▶ [WRITTEN INSTRUCTION] Transcribe the records below exactly as they appear, omitting any pictures.

▶ [EXTRACTED MATERIAL]
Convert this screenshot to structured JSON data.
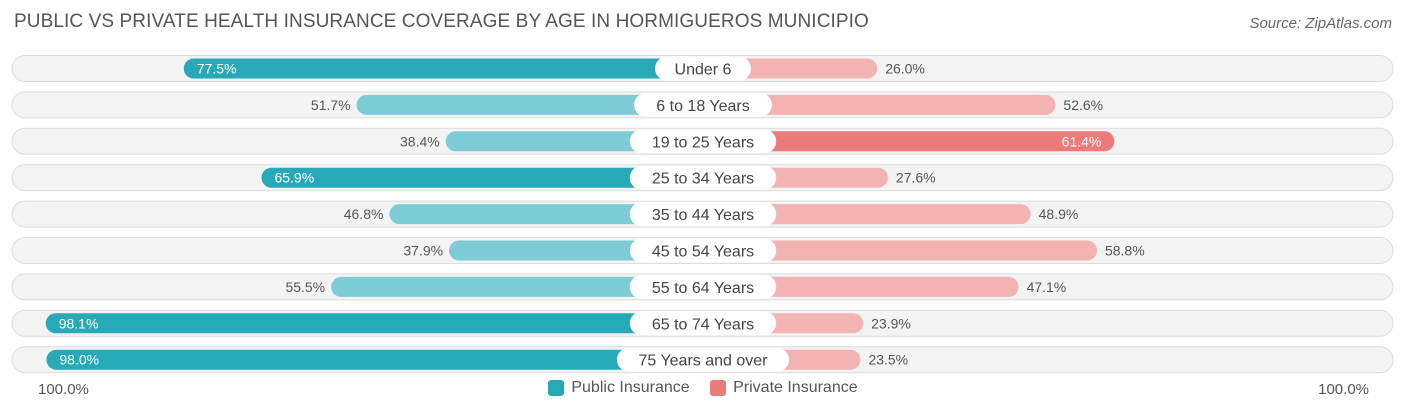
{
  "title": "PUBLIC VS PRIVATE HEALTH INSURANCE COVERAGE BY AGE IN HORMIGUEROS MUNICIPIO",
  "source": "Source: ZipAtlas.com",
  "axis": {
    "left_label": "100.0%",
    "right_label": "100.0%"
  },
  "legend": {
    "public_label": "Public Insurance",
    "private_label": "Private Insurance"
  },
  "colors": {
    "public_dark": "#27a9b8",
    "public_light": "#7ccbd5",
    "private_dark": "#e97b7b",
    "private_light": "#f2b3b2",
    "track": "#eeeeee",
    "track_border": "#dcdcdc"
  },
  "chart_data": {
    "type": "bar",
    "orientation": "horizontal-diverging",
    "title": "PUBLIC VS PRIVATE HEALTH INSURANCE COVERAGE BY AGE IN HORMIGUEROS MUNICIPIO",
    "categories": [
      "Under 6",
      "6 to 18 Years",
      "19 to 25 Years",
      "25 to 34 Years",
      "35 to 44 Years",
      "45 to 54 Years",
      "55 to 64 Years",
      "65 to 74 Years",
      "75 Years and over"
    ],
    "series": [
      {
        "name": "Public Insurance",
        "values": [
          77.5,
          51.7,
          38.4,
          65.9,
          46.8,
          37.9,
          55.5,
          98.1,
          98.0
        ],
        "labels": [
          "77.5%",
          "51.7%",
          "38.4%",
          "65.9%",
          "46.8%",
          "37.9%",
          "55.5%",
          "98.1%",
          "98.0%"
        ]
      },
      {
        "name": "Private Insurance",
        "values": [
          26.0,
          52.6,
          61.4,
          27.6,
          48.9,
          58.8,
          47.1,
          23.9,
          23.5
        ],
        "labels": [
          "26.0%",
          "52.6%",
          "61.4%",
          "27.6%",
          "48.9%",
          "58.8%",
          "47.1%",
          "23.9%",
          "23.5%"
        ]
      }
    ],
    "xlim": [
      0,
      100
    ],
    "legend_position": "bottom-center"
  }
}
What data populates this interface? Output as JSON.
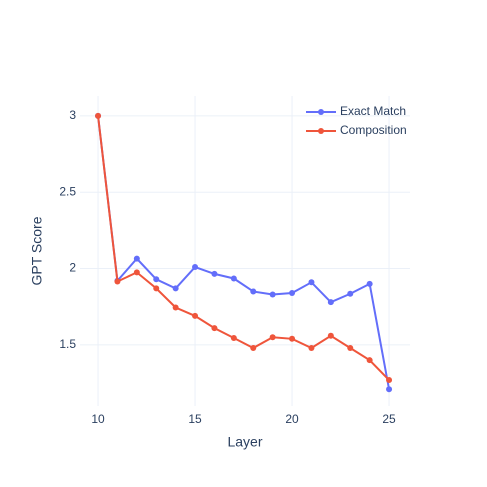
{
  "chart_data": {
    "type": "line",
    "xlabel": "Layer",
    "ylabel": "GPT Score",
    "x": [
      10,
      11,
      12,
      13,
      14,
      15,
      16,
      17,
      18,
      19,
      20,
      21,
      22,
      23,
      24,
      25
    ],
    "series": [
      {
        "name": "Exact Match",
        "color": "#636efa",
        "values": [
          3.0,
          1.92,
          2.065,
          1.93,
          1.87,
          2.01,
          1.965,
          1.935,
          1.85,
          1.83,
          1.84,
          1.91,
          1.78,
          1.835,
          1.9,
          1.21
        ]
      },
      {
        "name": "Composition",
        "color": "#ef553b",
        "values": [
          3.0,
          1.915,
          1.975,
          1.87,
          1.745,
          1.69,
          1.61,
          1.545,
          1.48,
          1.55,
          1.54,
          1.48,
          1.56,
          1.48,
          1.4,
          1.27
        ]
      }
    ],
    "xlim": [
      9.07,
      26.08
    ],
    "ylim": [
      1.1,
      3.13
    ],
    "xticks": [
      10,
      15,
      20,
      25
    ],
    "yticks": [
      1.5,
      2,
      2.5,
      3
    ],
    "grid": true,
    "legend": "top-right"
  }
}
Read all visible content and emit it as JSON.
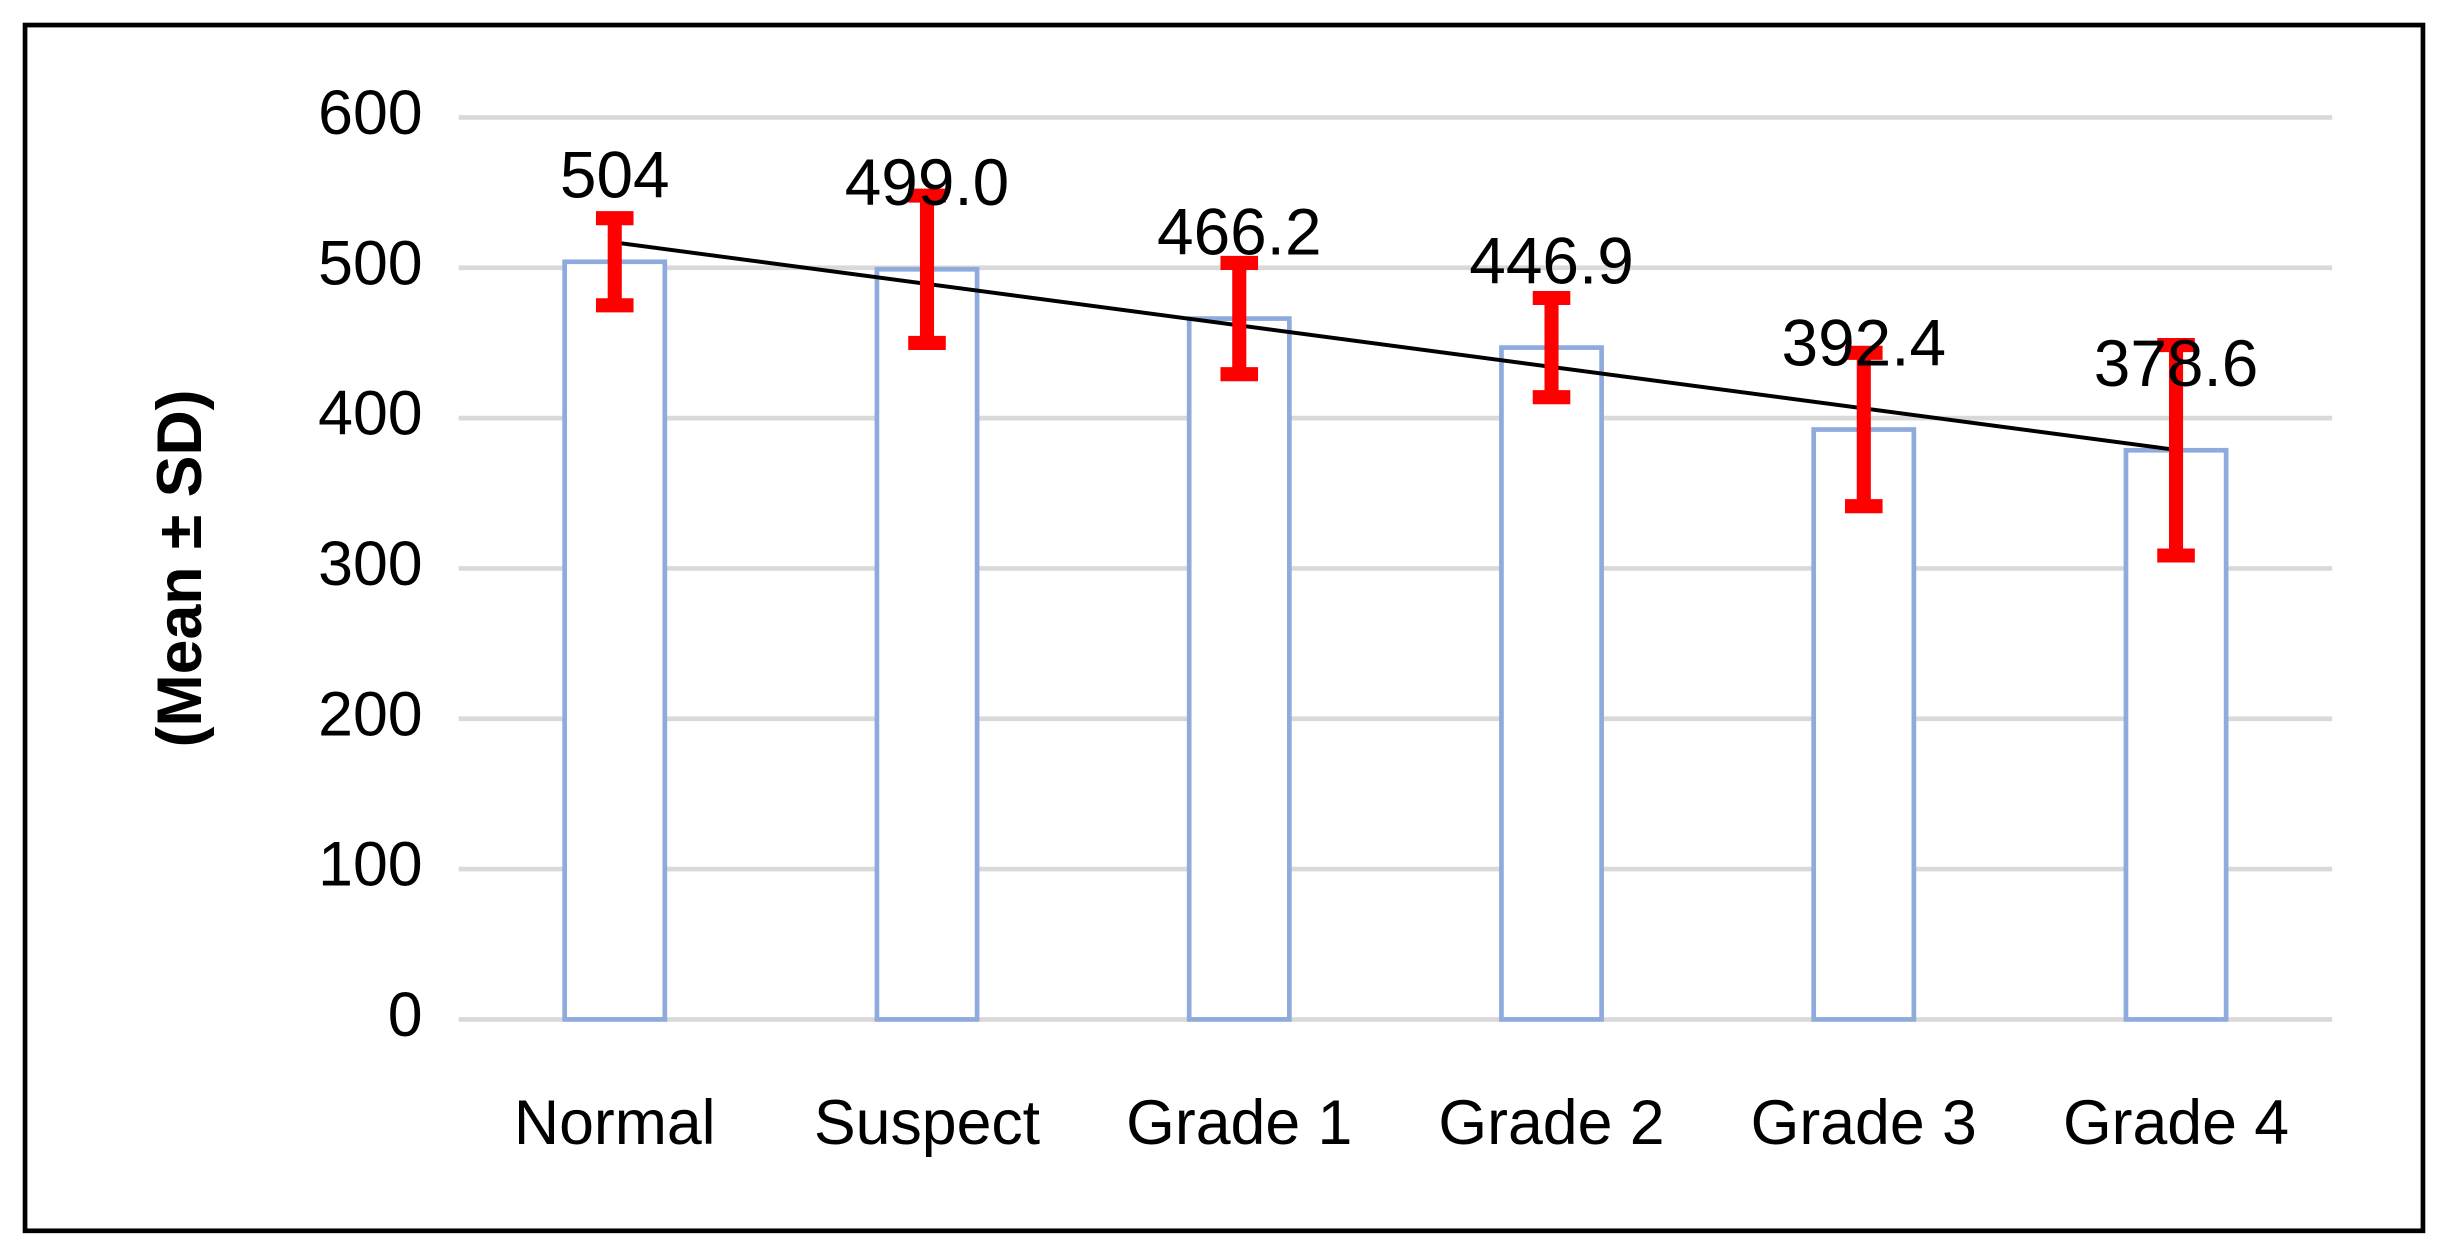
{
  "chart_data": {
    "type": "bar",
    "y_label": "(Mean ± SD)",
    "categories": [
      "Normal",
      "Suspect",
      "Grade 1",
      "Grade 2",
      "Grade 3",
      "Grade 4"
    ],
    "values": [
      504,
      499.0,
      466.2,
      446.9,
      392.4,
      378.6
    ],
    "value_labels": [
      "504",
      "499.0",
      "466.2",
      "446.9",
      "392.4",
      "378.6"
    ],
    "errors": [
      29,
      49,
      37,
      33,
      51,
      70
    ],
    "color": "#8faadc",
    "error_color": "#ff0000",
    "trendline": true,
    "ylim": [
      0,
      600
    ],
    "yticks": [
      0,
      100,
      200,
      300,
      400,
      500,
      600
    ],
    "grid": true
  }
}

▶ [ANSWER TO THE TASK]
Convert this screenshot to structured JSON data.
{
  "title": "PUBLIC VS PRIVATE HEALTH INSURANCE COVERAGE BY AGE IN HORMIGUEROS MUNICIPIO",
  "source": "Source: ZipAtlas.com",
  "axis": {
    "left_label": "100.0%",
    "right_label": "100.0%"
  },
  "legend": {
    "public_label": "Public Insurance",
    "private_label": "Private Insurance"
  },
  "colors": {
    "public_dark": "#27a9b8",
    "public_light": "#7ccbd5",
    "private_dark": "#e97b7b",
    "private_light": "#f2b3b2",
    "track": "#eeeeee",
    "track_border": "#dcdcdc"
  },
  "chart_data": {
    "type": "bar",
    "orientation": "horizontal-diverging",
    "title": "PUBLIC VS PRIVATE HEALTH INSURANCE COVERAGE BY AGE IN HORMIGUEROS MUNICIPIO",
    "categories": [
      "Under 6",
      "6 to 18 Years",
      "19 to 25 Years",
      "25 to 34 Years",
      "35 to 44 Years",
      "45 to 54 Years",
      "55 to 64 Years",
      "65 to 74 Years",
      "75 Years and over"
    ],
    "series": [
      {
        "name": "Public Insurance",
        "values": [
          77.5,
          51.7,
          38.4,
          65.9,
          46.8,
          37.9,
          55.5,
          98.1,
          98.0
        ],
        "labels": [
          "77.5%",
          "51.7%",
          "38.4%",
          "65.9%",
          "46.8%",
          "37.9%",
          "55.5%",
          "98.1%",
          "98.0%"
        ]
      },
      {
        "name": "Private Insurance",
        "values": [
          26.0,
          52.6,
          61.4,
          27.6,
          48.9,
          58.8,
          47.1,
          23.9,
          23.5
        ],
        "labels": [
          "26.0%",
          "52.6%",
          "61.4%",
          "27.6%",
          "48.9%",
          "58.8%",
          "47.1%",
          "23.9%",
          "23.5%"
        ]
      }
    ],
    "xlim": [
      0,
      100
    ],
    "legend_position": "bottom-center"
  }
}
What data populates this interface? Output as JSON.
{
  "chart_data": {
    "type": "line",
    "xlabel": "Layer",
    "ylabel": "GPT Score",
    "x": [
      10,
      11,
      12,
      13,
      14,
      15,
      16,
      17,
      18,
      19,
      20,
      21,
      22,
      23,
      24,
      25
    ],
    "series": [
      {
        "name": "Exact Match",
        "color": "#636efa",
        "values": [
          3.0,
          1.92,
          2.065,
          1.93,
          1.87,
          2.01,
          1.965,
          1.935,
          1.85,
          1.83,
          1.84,
          1.91,
          1.78,
          1.835,
          1.9,
          1.21
        ]
      },
      {
        "name": "Composition",
        "color": "#ef553b",
        "values": [
          3.0,
          1.915,
          1.975,
          1.87,
          1.745,
          1.69,
          1.61,
          1.545,
          1.48,
          1.55,
          1.54,
          1.48,
          1.56,
          1.48,
          1.4,
          1.27
        ]
      }
    ],
    "xlim": [
      9.07,
      26.08
    ],
    "ylim": [
      1.1,
      3.13
    ],
    "xticks": [
      10,
      15,
      20,
      25
    ],
    "yticks": [
      1.5,
      2,
      2.5,
      3
    ],
    "grid": true,
    "legend": "top-right"
  }
}
Read all visible content and emit it as JSON.
{
  "chart_data": {
    "type": "bar",
    "y_label": "(Mean ± SD)",
    "categories": [
      "Normal",
      "Suspect",
      "Grade 1",
      "Grade 2",
      "Grade 3",
      "Grade 4"
    ],
    "values": [
      504,
      499.0,
      466.2,
      446.9,
      392.4,
      378.6
    ],
    "value_labels": [
      "504",
      "499.0",
      "466.2",
      "446.9",
      "392.4",
      "378.6"
    ],
    "errors": [
      29,
      49,
      37,
      33,
      51,
      70
    ],
    "color": "#8faadc",
    "error_color": "#ff0000",
    "trendline": true,
    "ylim": [
      0,
      600
    ],
    "yticks": [
      0,
      100,
      200,
      300,
      400,
      500,
      600
    ],
    "grid": true
  }
}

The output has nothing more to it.